→ **Written request**
Give back the whole listing exactly as shown.

→ **Data for this exercise**

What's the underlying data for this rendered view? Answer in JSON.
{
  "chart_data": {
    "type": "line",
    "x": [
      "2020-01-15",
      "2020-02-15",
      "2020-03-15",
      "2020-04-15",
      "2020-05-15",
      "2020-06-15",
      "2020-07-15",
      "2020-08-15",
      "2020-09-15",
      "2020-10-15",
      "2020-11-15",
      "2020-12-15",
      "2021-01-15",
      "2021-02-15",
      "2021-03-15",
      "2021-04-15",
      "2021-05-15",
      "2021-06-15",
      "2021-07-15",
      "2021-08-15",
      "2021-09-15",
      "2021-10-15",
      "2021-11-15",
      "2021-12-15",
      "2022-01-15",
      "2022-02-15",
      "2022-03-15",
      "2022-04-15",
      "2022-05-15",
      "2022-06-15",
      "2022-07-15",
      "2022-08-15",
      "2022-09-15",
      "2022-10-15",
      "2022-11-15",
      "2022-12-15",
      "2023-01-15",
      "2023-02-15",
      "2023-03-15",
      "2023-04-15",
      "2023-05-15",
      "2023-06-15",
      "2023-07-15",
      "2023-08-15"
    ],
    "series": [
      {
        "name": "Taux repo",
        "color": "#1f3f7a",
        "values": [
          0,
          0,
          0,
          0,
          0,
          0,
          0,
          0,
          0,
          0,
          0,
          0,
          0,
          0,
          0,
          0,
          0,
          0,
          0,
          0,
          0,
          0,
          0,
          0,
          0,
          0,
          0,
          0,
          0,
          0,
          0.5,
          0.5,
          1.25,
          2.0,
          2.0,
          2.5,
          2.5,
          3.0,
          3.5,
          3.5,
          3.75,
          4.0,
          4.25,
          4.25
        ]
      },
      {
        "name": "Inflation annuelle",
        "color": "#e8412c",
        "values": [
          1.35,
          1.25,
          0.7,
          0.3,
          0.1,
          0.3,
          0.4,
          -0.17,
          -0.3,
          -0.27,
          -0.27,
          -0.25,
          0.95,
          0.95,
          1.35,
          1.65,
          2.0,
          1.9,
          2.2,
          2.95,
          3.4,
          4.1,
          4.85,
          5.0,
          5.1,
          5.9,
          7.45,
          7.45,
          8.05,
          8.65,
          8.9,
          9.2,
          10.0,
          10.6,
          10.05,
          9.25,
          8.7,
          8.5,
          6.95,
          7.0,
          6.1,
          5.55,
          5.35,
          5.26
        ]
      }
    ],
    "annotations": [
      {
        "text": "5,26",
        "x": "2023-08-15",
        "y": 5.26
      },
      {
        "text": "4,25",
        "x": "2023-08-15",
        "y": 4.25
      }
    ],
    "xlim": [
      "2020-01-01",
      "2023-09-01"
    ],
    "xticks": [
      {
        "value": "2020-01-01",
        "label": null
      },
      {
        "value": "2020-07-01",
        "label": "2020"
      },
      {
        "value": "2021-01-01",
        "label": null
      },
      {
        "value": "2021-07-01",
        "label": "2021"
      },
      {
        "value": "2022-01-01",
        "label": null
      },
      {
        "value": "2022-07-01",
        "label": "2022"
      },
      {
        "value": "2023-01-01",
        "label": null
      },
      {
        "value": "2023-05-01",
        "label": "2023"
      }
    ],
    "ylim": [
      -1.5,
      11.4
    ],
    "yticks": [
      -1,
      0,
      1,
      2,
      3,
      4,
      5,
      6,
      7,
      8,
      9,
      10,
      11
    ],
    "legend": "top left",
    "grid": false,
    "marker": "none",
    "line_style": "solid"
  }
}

→ **Final result**
What's the underlying data for this rendered view? Answer in JSON.
{
  "chart_data": {
    "type": "line",
    "x": [
      "2020-01-15",
      "2020-02-15",
      "2020-03-15",
      "2020-04-15",
      "2020-05-15",
      "2020-06-15",
      "2020-07-15",
      "2020-08-15",
      "2020-09-15",
      "2020-10-15",
      "2020-11-15",
      "2020-12-15",
      "2021-01-15",
      "2021-02-15",
      "2021-03-15",
      "2021-04-15",
      "2021-05-15",
      "2021-06-15",
      "2021-07-15",
      "2021-08-15",
      "2021-09-15",
      "2021-10-15",
      "2021-11-15",
      "2021-12-15",
      "2022-01-15",
      "2022-02-15",
      "2022-03-15",
      "2022-04-15",
      "2022-05-15",
      "2022-06-15",
      "2022-07-15",
      "2022-08-15",
      "2022-09-15",
      "2022-10-15",
      "2022-11-15",
      "2022-12-15",
      "2023-01-15",
      "2023-02-15",
      "2023-03-15",
      "2023-04-15",
      "2023-05-15",
      "2023-06-15",
      "2023-07-15",
      "2023-08-15"
    ],
    "series": [
      {
        "name": "Taux repo",
        "color": "#1f3f7a",
        "values": [
          0,
          0,
          0,
          0,
          0,
          0,
          0,
          0,
          0,
          0,
          0,
          0,
          0,
          0,
          0,
          0,
          0,
          0,
          0,
          0,
          0,
          0,
          0,
          0,
          0,
          0,
          0,
          0,
          0,
          0,
          0.5,
          0.5,
          1.25,
          2.0,
          2.0,
          2.5,
          2.5,
          3.0,
          3.5,
          3.5,
          3.75,
          4.0,
          4.25,
          4.25
        ]
      },
      {
        "name": "Inflation annuelle",
        "color": "#e8412c",
        "values": [
          1.35,
          1.25,
          0.7,
          0.3,
          0.1,
          0.3,
          0.4,
          -0.17,
          -0.3,
          -0.27,
          -0.27,
          -0.25,
          0.95,
          0.95,
          1.35,
          1.65,
          2.0,
          1.9,
          2.2,
          2.95,
          3.4,
          4.1,
          4.85,
          5.0,
          5.1,
          5.9,
          7.45,
          7.45,
          8.05,
          8.65,
          8.9,
          9.2,
          10.0,
          10.6,
          10.05,
          9.25,
          8.7,
          8.5,
          6.95,
          7.0,
          6.1,
          5.55,
          5.35,
          5.26
        ]
      }
    ],
    "annotations": [
      {
        "text": "5,26",
        "x": "2023-08-15",
        "y": 5.26
      },
      {
        "text": "4,25",
        "x": "2023-08-15",
        "y": 4.25
      }
    ],
    "xlim": [
      "2020-01-01",
      "2023-09-01"
    ],
    "xticks": [
      {
        "value": "2020-01-01",
        "label": null
      },
      {
        "value": "2020-07-01",
        "label": "2020"
      },
      {
        "value": "2021-01-01",
        "label": null
      },
      {
        "value": "2021-07-01",
        "label": "2021"
      },
      {
        "value": "2022-01-01",
        "label": null
      },
      {
        "value": "2022-07-01",
        "label": "2022"
      },
      {
        "value": "2023-01-01",
        "label": null
      },
      {
        "value": "2023-05-01",
        "label": "2023"
      }
    ],
    "ylim": [
      -1.5,
      11.4
    ],
    "yticks": [
      -1,
      0,
      1,
      2,
      3,
      4,
      5,
      6,
      7,
      8,
      9,
      10,
      11
    ],
    "legend": "top left",
    "grid": false,
    "marker": "none",
    "line_style": "solid"
  }
}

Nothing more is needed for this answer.